◆ Task requirements: Exclude the pictures, then copy all remaining records exactly.

◆ Supplied records:
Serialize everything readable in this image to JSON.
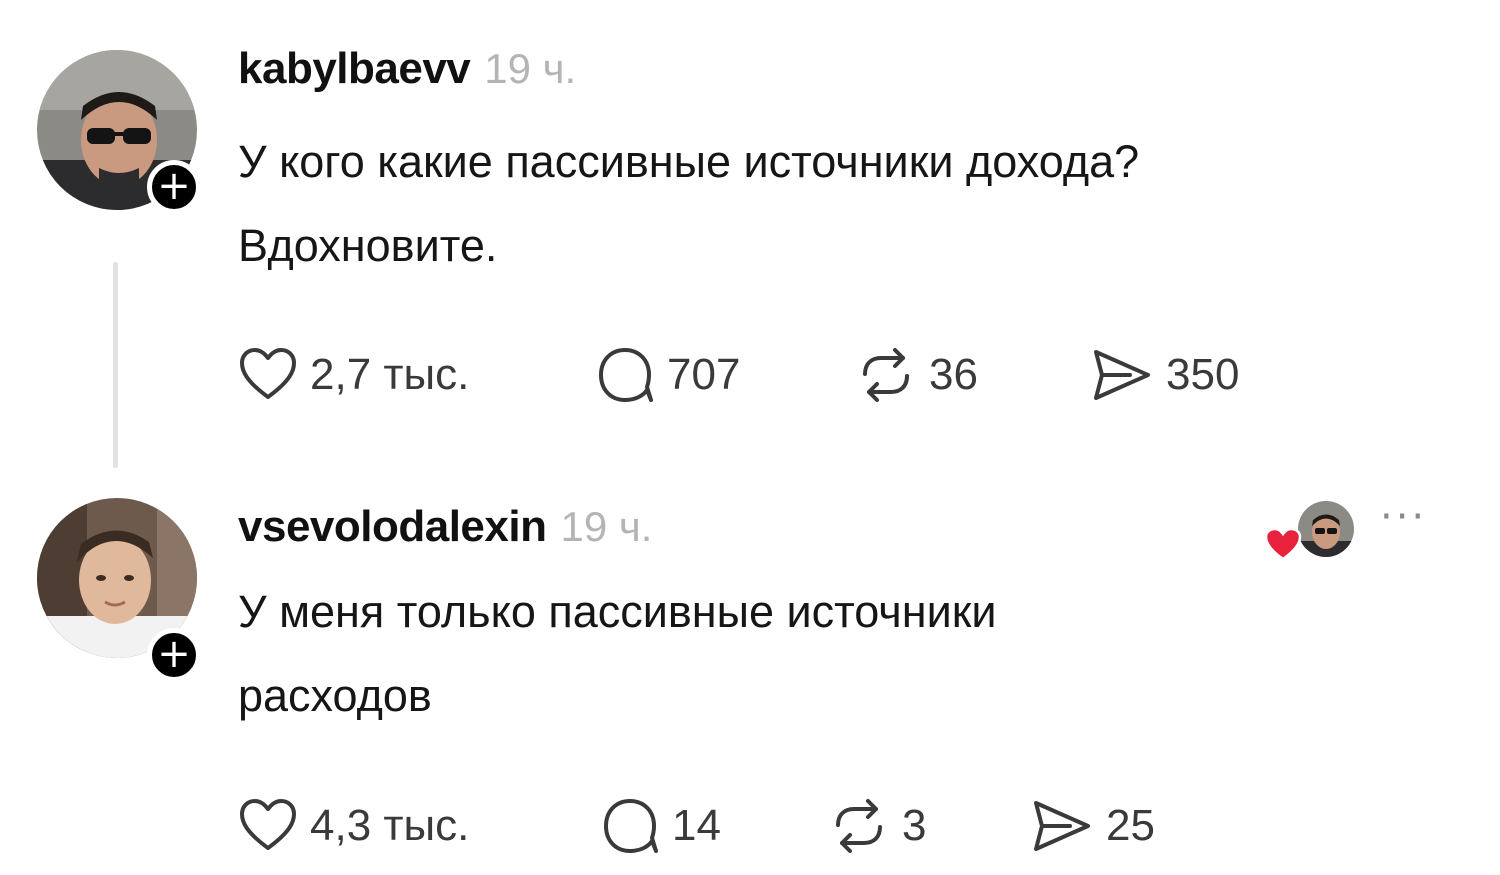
{
  "posts": [
    {
      "username": "kabylbaevv",
      "time": "19 ч.",
      "text_lines": [
        "У кого какие пассивные источники дохода?",
        "Вдохновите."
      ],
      "likes": "2,7 тыс.",
      "comments": "707",
      "reposts": "36",
      "shares": "350"
    },
    {
      "username": "vsevolodalexin",
      "time": "19 ч.",
      "text_lines": [
        "У меня только пассивные источники",
        "расходов"
      ],
      "likes": "4,3 тыс.",
      "comments": "14",
      "reposts": "3",
      "shares": "25"
    }
  ],
  "follow_symbol": "+",
  "more_symbol": "···",
  "icons": {
    "like": "heart-outline-icon",
    "comment": "speech-bubble-icon",
    "repost": "repost-arrows-icon",
    "share": "paper-plane-icon",
    "author_like": "red-heart-icon"
  },
  "colors": {
    "accent_heart": "#e8213c",
    "muted_text": "#b4b4b4",
    "icon_stroke": "#3a3a3a"
  }
}
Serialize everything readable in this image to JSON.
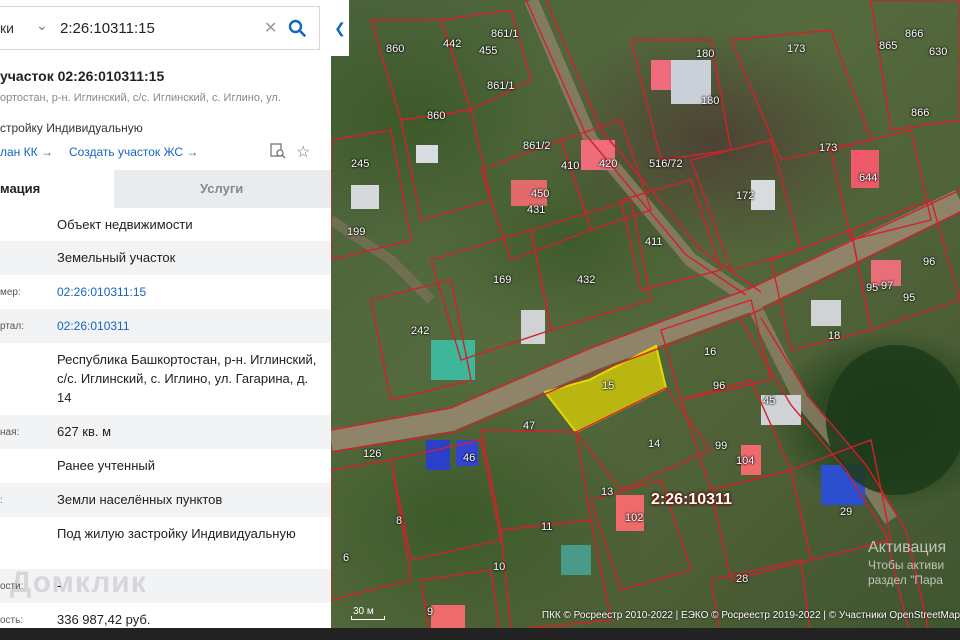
{
  "search": {
    "type_label": "ки",
    "value": "2:26:10311:15"
  },
  "object": {
    "title": "участок 02:26:010311:15",
    "address_short": "ортостан, р-н. Иглинский, с/с. Иглинский, с. Иглино, ул.",
    "purpose_short": "стройку Индивидуальную",
    "link_plan": "лан КК →",
    "link_create": "Создать участок ЖС →"
  },
  "tabs": {
    "info": "мация",
    "services": "Услуги"
  },
  "rows": [
    {
      "key": "",
      "value": "Объект недвижимости"
    },
    {
      "key": "",
      "value": "Земельный участок"
    },
    {
      "key": "мер:",
      "value": "02:26:010311:15"
    },
    {
      "key": "ртал:",
      "value": "02:26:010311"
    },
    {
      "key": "",
      "value": "Республика Башкортостан, р-н. Иглинский, с/с. Иглинский, с. Иглино, ул. Гагарина, д. 14"
    },
    {
      "key": "ная:",
      "value": "627 кв. м"
    },
    {
      "key": "",
      "value": "Ранее учтенный"
    },
    {
      "key": ":",
      "value": "Земли населённых пунктов"
    },
    {
      "key": "",
      "value": "Под жилую застройку Индивидуальную"
    },
    {
      "key": "ости:",
      "value": "-"
    },
    {
      "key": "ость:",
      "value": "336 987,42 руб."
    }
  ],
  "watermark": "Домклик",
  "map": {
    "quarter_label": "2:26:10311",
    "selected_parcel": "15",
    "parcel_labels": [
      "860",
      "442",
      "455",
      "861/1",
      "861/1",
      "860",
      "180",
      "173",
      "865",
      "866",
      "630",
      "180",
      "866",
      "245",
      "861/2",
      "410",
      "420",
      "516/72",
      "173",
      "644",
      "450",
      "431",
      "199",
      "172",
      "411",
      "169",
      "432",
      "96",
      "95",
      "97",
      "95",
      "242",
      "18",
      "16",
      "15",
      "96",
      "45",
      "47",
      "99",
      "104",
      "46",
      "14",
      "13",
      "102",
      "29",
      "8",
      "11",
      "10",
      "6",
      "9",
      "28",
      "126"
    ],
    "scale_label": "30 м",
    "attribution": "ПКК © Росреестр 2010-2022 | ЕЭКО © Росреестр 2019-2022 | © Участники OpenStreetMap",
    "activation_title": "Активация",
    "activation_line1": "Чтобы активи",
    "activation_line2": "раздел \"Пара"
  },
  "colors": {
    "boundary": "#d4202a",
    "selected_fill": "#e6d800",
    "link": "#1565c0"
  }
}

◆ Expected output:
Serialize everything readable in this image to JSON.
{
  "posts": [
    {
      "username": "kabylbaevv",
      "time": "19 ч.",
      "text_lines": [
        "У кого какие пассивные источники дохода?",
        "Вдохновите."
      ],
      "likes": "2,7 тыс.",
      "comments": "707",
      "reposts": "36",
      "shares": "350"
    },
    {
      "username": "vsevolodalexin",
      "time": "19 ч.",
      "text_lines": [
        "У меня только пассивные источники",
        "расходов"
      ],
      "likes": "4,3 тыс.",
      "comments": "14",
      "reposts": "3",
      "shares": "25"
    }
  ],
  "follow_symbol": "+",
  "more_symbol": "···",
  "icons": {
    "like": "heart-outline-icon",
    "comment": "speech-bubble-icon",
    "repost": "repost-arrows-icon",
    "share": "paper-plane-icon",
    "author_like": "red-heart-icon"
  },
  "colors": {
    "accent_heart": "#e8213c",
    "muted_text": "#b4b4b4",
    "icon_stroke": "#3a3a3a"
  }
}
Serialize everything readable in this image to JSON.
{
  "search": {
    "type_label": "ки",
    "value": "2:26:10311:15"
  },
  "object": {
    "title": "участок 02:26:010311:15",
    "address_short": "ортостан, р-н. Иглинский, с/с. Иглинский, с. Иглино, ул.",
    "purpose_short": "стройку Индивидуальную",
    "link_plan": "лан КК →",
    "link_create": "Создать участок ЖС →"
  },
  "tabs": {
    "info": "мация",
    "services": "Услуги"
  },
  "rows": [
    {
      "key": "",
      "value": "Объект недвижимости"
    },
    {
      "key": "",
      "value": "Земельный участок"
    },
    {
      "key": "мер:",
      "value": "02:26:010311:15"
    },
    {
      "key": "ртал:",
      "value": "02:26:010311"
    },
    {
      "key": "",
      "value": "Республика Башкортостан, р-н. Иглинский, с/с. Иглинский, с. Иглино, ул. Гагарина, д. 14"
    },
    {
      "key": "ная:",
      "value": "627 кв. м"
    },
    {
      "key": "",
      "value": "Ранее учтенный"
    },
    {
      "key": ":",
      "value": "Земли населённых пунктов"
    },
    {
      "key": "",
      "value": "Под жилую застройку Индивидуальную"
    },
    {
      "key": "ости:",
      "value": "-"
    },
    {
      "key": "ость:",
      "value": "336 987,42 руб."
    }
  ],
  "watermark": "Домклик",
  "map": {
    "quarter_label": "2:26:10311",
    "selected_parcel": "15",
    "parcel_labels": [
      "860",
      "442",
      "455",
      "861/1",
      "861/1",
      "860",
      "180",
      "173",
      "865",
      "866",
      "630",
      "180",
      "866",
      "245",
      "861/2",
      "410",
      "420",
      "516/72",
      "173",
      "644",
      "450",
      "431",
      "199",
      "172",
      "411",
      "169",
      "432",
      "96",
      "95",
      "97",
      "95",
      "242",
      "18",
      "16",
      "15",
      "96",
      "45",
      "47",
      "99",
      "104",
      "46",
      "14",
      "13",
      "102",
      "29",
      "8",
      "11",
      "10",
      "6",
      "9",
      "28",
      "126"
    ],
    "scale_label": "30 м",
    "attribution": "ПКК © Росреестр 2010-2022 | ЕЭКО © Росреестр 2019-2022 | © Участники OpenStreetMap",
    "activation_title": "Активация",
    "activation_line1": "Чтобы активи",
    "activation_line2": "раздел \"Пара"
  },
  "colors": {
    "boundary": "#d4202a",
    "selected_fill": "#e6d800",
    "link": "#1565c0"
  }
}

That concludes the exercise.